[EXERCISE DETAILS]: Read through the data and report every line in which the word "arcmin" occurs.

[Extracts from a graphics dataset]
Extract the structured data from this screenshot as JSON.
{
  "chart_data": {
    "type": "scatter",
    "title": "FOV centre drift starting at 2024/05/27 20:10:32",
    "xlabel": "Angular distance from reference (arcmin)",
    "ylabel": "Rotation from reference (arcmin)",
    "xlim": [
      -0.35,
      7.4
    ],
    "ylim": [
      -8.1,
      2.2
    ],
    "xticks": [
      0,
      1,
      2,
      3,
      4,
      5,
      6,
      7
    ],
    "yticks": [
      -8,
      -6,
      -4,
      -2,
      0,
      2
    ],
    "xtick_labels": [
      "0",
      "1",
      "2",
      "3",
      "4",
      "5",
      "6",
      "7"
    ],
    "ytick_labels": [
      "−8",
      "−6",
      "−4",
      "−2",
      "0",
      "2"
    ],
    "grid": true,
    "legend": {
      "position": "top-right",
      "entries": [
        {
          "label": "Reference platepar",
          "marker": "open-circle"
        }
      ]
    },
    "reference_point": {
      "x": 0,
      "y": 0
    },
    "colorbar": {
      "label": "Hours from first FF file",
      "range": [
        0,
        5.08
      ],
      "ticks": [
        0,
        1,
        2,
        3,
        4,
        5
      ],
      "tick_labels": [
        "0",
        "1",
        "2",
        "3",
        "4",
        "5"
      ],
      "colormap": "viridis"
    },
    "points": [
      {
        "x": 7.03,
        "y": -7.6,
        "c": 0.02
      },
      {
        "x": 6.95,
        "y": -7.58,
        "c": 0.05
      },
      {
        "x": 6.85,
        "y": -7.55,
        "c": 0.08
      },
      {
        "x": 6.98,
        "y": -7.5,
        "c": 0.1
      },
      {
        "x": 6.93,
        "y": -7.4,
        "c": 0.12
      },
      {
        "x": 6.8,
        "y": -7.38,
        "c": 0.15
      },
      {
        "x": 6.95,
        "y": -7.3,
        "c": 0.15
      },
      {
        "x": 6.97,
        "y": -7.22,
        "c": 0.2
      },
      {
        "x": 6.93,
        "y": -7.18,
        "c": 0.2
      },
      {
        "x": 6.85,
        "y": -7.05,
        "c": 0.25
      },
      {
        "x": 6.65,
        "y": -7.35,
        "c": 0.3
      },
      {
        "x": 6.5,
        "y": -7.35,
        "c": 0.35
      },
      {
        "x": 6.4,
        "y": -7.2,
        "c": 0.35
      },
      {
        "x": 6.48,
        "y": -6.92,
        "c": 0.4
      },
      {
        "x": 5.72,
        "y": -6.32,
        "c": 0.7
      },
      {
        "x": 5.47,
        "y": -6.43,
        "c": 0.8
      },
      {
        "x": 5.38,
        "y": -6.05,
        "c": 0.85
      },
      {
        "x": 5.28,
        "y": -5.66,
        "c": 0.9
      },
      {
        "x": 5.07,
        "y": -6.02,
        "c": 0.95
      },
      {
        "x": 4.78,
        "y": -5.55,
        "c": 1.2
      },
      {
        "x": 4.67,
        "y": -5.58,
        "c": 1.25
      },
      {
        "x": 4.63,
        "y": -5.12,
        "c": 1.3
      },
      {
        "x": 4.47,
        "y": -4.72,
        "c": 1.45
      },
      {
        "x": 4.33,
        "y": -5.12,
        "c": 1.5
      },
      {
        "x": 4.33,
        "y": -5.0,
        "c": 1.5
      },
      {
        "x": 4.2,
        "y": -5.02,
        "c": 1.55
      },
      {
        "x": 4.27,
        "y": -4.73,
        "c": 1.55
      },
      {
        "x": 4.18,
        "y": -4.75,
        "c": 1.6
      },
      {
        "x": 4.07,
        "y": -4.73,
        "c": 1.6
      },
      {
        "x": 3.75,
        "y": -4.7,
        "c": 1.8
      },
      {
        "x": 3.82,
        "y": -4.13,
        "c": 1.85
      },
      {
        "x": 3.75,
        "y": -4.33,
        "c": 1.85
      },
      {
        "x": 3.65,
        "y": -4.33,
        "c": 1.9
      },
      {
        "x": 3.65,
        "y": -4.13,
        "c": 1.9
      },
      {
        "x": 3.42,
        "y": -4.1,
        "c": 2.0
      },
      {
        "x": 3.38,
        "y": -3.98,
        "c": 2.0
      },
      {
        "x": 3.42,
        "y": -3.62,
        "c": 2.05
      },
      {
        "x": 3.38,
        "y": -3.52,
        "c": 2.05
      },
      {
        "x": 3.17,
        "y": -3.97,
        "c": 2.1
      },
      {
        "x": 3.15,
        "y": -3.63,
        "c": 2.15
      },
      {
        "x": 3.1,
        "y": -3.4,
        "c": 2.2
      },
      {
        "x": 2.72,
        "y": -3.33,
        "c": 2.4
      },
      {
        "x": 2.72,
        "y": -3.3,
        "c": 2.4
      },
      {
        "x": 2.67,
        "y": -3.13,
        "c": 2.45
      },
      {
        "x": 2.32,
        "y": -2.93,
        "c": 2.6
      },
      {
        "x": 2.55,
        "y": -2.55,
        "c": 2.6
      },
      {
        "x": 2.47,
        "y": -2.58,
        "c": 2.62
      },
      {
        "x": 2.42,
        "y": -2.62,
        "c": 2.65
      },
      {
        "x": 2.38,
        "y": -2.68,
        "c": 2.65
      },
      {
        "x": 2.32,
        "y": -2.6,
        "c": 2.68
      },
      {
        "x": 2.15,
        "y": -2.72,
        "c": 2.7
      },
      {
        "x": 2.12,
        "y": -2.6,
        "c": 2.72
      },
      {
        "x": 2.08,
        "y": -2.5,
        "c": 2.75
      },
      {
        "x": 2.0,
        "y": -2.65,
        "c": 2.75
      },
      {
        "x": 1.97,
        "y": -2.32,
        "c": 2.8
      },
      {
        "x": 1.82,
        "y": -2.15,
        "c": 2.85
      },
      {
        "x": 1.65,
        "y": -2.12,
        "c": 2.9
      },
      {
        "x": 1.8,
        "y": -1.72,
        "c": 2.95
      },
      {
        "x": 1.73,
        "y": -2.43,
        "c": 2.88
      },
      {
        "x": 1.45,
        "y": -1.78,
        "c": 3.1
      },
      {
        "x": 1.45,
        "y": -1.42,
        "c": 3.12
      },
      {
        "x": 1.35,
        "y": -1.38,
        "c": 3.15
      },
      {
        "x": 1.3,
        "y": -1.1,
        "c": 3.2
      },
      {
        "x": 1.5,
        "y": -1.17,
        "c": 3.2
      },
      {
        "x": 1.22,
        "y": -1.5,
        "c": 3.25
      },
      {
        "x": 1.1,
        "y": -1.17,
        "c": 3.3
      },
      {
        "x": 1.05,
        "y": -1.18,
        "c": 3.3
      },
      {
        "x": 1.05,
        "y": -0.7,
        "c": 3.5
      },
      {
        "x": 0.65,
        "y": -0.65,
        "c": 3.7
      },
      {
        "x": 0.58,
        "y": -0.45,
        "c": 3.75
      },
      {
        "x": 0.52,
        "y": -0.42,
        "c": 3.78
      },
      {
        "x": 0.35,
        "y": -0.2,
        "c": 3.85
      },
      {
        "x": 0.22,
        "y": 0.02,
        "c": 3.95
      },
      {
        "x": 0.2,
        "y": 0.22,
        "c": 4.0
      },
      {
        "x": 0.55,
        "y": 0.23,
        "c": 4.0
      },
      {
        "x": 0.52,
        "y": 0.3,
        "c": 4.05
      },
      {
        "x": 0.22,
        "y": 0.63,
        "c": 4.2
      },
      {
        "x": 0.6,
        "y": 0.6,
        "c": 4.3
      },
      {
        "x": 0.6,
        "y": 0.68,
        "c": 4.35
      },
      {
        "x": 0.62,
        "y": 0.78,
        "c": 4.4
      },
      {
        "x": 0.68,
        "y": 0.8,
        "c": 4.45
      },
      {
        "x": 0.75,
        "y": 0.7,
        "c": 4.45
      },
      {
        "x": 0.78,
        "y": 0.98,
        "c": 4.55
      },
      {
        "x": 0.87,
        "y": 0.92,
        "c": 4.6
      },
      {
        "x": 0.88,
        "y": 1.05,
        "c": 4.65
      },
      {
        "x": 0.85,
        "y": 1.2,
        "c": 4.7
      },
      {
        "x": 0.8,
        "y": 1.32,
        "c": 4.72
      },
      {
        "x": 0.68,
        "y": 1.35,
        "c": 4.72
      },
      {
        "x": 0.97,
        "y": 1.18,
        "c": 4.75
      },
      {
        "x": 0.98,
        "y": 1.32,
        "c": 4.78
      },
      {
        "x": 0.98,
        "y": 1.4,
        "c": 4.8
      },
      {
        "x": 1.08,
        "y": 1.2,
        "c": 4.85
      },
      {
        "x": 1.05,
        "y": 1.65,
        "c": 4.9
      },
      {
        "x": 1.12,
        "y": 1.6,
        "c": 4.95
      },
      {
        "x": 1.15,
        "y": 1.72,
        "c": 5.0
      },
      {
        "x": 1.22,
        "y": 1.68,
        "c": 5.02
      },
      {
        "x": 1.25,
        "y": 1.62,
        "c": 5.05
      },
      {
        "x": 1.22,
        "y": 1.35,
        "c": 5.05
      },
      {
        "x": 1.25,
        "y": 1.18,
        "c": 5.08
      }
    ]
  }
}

[OUTPUT BELOW]:
    "xlabel": "Angular distance from reference (arcmin)",
    "ylabel": "Rotation from reference (arcmin)",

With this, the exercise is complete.